(Records about charts and figures)
===

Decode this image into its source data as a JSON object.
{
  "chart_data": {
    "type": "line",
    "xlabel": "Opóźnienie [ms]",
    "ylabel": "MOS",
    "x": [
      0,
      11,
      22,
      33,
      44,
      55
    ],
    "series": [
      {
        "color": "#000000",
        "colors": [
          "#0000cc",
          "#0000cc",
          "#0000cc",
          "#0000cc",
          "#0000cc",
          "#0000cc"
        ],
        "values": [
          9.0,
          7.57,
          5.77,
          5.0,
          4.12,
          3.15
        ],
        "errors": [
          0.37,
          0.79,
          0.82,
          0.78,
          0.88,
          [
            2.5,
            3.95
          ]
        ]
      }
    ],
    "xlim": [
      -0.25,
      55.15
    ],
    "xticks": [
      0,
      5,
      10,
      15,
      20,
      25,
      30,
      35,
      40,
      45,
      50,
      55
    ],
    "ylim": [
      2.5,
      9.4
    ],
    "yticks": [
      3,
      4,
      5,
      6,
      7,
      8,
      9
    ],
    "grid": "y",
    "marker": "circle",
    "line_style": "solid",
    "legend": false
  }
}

===

● **WHAT NEEDS TO BE DONE**:
Extract the full listing above without altering anything.

● **SOLUTION**:
Decode this image into its source data as a JSON object.
{
  "chart_data": {
    "type": "line",
    "xlabel": "Opóźnienie [ms]",
    "ylabel": "MOS",
    "x": [
      0,
      11,
      22,
      33,
      44,
      55
    ],
    "series": [
      {
        "color": "#000000",
        "colors": [
          "#0000cc",
          "#0000cc",
          "#0000cc",
          "#0000cc",
          "#0000cc",
          "#0000cc"
        ],
        "values": [
          9.0,
          7.57,
          5.77,
          5.0,
          4.12,
          3.15
        ],
        "errors": [
          0.37,
          0.79,
          0.82,
          0.78,
          0.88,
          [
            2.5,
            3.95
          ]
        ]
      }
    ],
    "xlim": [
      -0.25,
      55.15
    ],
    "xticks": [
      0,
      5,
      10,
      15,
      20,
      25,
      30,
      35,
      40,
      45,
      50,
      55
    ],
    "ylim": [
      2.5,
      9.4
    ],
    "yticks": [
      3,
      4,
      5,
      6,
      7,
      8,
      9
    ],
    "grid": "y",
    "marker": "circle",
    "line_style": "solid",
    "legend": false
  }
}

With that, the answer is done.